● **Instruction**:
Please retype the records below exactly, leaving out any pictures.

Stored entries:

################

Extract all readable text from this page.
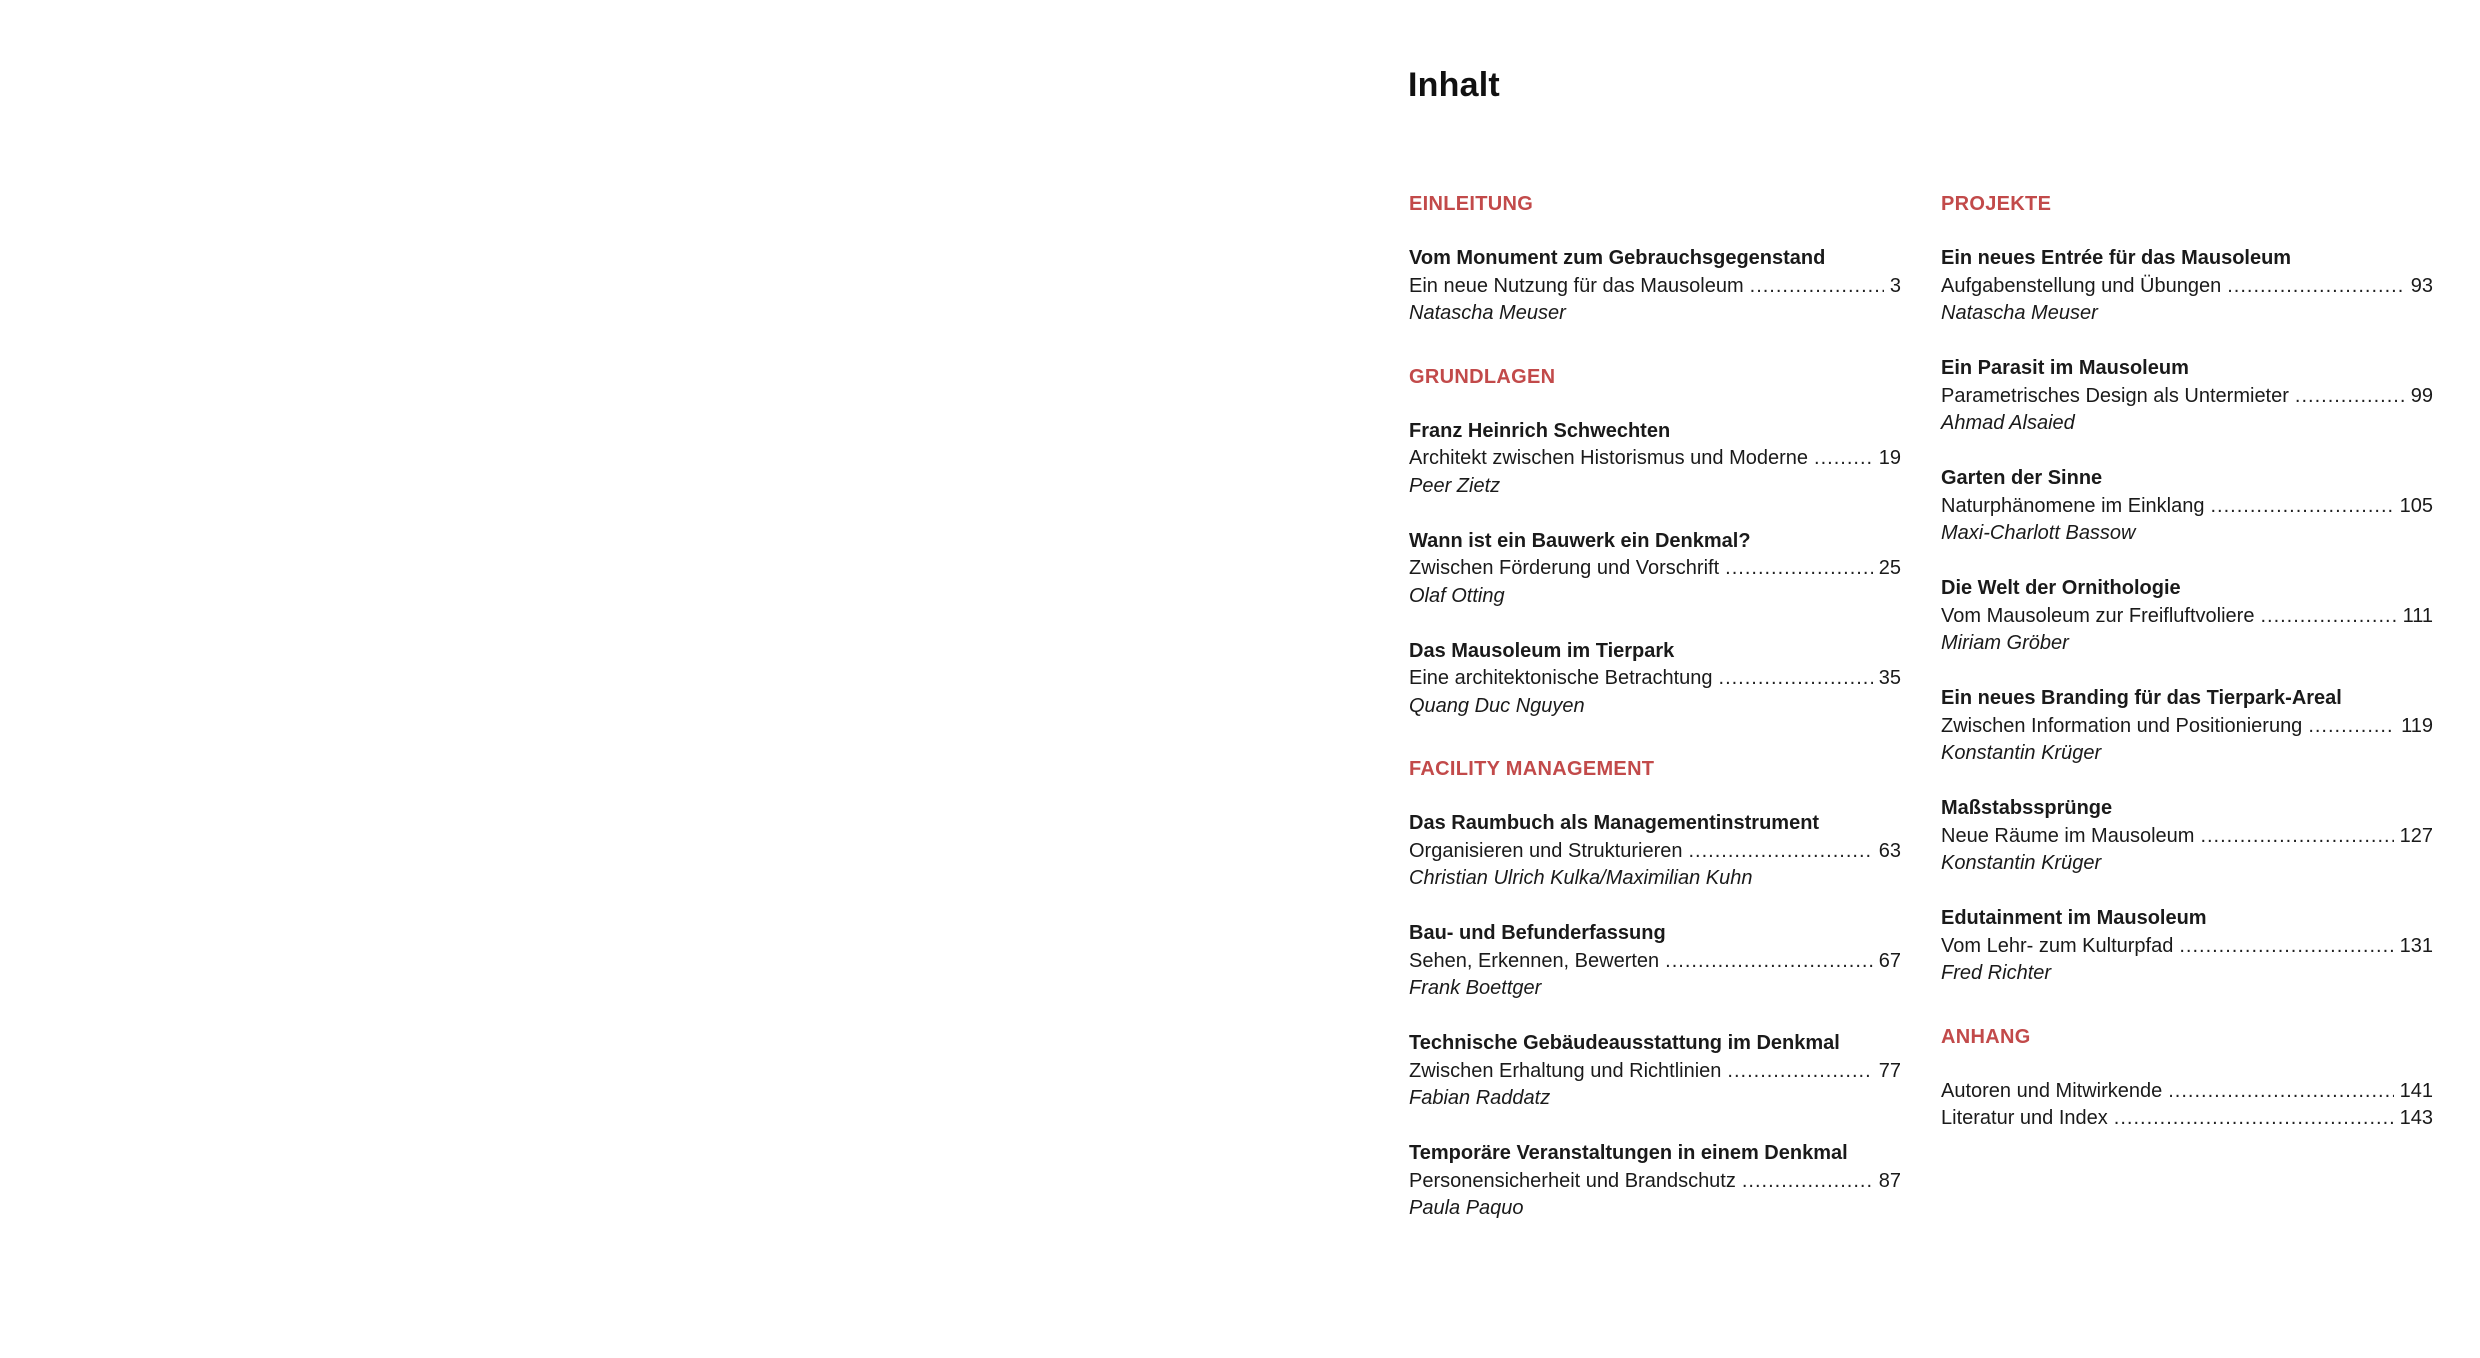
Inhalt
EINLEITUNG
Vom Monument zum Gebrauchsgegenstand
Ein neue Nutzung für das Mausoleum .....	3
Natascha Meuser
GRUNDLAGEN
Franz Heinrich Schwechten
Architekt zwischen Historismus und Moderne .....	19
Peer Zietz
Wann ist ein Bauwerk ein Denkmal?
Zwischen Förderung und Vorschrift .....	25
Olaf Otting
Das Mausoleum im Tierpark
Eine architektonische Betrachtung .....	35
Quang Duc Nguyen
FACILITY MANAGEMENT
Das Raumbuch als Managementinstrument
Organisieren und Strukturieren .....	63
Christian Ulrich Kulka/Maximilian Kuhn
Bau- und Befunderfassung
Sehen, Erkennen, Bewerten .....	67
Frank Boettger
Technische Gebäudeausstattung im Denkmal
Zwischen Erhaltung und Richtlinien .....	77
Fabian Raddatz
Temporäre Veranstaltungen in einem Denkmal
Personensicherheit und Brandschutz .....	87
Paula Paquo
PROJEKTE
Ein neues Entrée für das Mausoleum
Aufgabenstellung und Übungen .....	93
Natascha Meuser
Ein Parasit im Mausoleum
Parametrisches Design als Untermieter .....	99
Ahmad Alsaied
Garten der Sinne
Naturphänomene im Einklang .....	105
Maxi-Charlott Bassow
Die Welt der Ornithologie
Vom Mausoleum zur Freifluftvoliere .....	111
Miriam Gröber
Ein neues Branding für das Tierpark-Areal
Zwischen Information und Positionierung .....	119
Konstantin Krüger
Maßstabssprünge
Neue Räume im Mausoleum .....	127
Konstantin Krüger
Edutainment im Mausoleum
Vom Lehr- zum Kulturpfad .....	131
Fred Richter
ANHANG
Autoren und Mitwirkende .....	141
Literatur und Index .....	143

################

● **Expected answer**:
Extract all readable text from this page.
Inhalt
EINLEITUNG
Vom Monument zum Gebrauchsgegenstand
Ein neue Nutzung für das Mausoleum .....	3
Natascha Meuser
GRUNDLAGEN
Franz Heinrich Schwechten
Architekt zwischen Historismus und Moderne .....	19
Peer Zietz
Wann ist ein Bauwerk ein Denkmal?
Zwischen Förderung und Vorschrift .....	25
Olaf Otting
Das Mausoleum im Tierpark
Eine architektonische Betrachtung .....	35
Quang Duc Nguyen
FACILITY MANAGEMENT
Das Raumbuch als Managementinstrument
Organisieren und Strukturieren .....	63
Christian Ulrich Kulka/Maximilian Kuhn
Bau- und Befunderfassung
Sehen, Erkennen, Bewerten .....	67
Frank Boettger
Technische Gebäudeausstattung im Denkmal
Zwischen Erhaltung und Richtlinien .....	77
Fabian Raddatz
Temporäre Veranstaltungen in einem Denkmal
Personensicherheit und Brandschutz .....	87
Paula Paquo
PROJEKTE
Ein neues Entrée für das Mausoleum
Aufgabenstellung und Übungen .....	93
Natascha Meuser
Ein Parasit im Mausoleum
Parametrisches Design als Untermieter .....	99
Ahmad Alsaied
Garten der Sinne
Naturphänomene im Einklang .....	105
Maxi-Charlott Bassow
Die Welt der Ornithologie
Vom Mausoleum zur Freifluftvoliere .....	111
Miriam Gröber
Ein neues Branding für das Tierpark-Areal
Zwischen Information und Positionierung .....	119
Konstantin Krüger
Maßstabssprünge
Neue Räume im Mausoleum .....	127
Konstantin Krüger
Edutainment im Mausoleum
Vom Lehr- zum Kulturpfad .....	131
Fred Richter
ANHANG
Autoren und Mitwirkende .....	141
Literatur und Index .....	143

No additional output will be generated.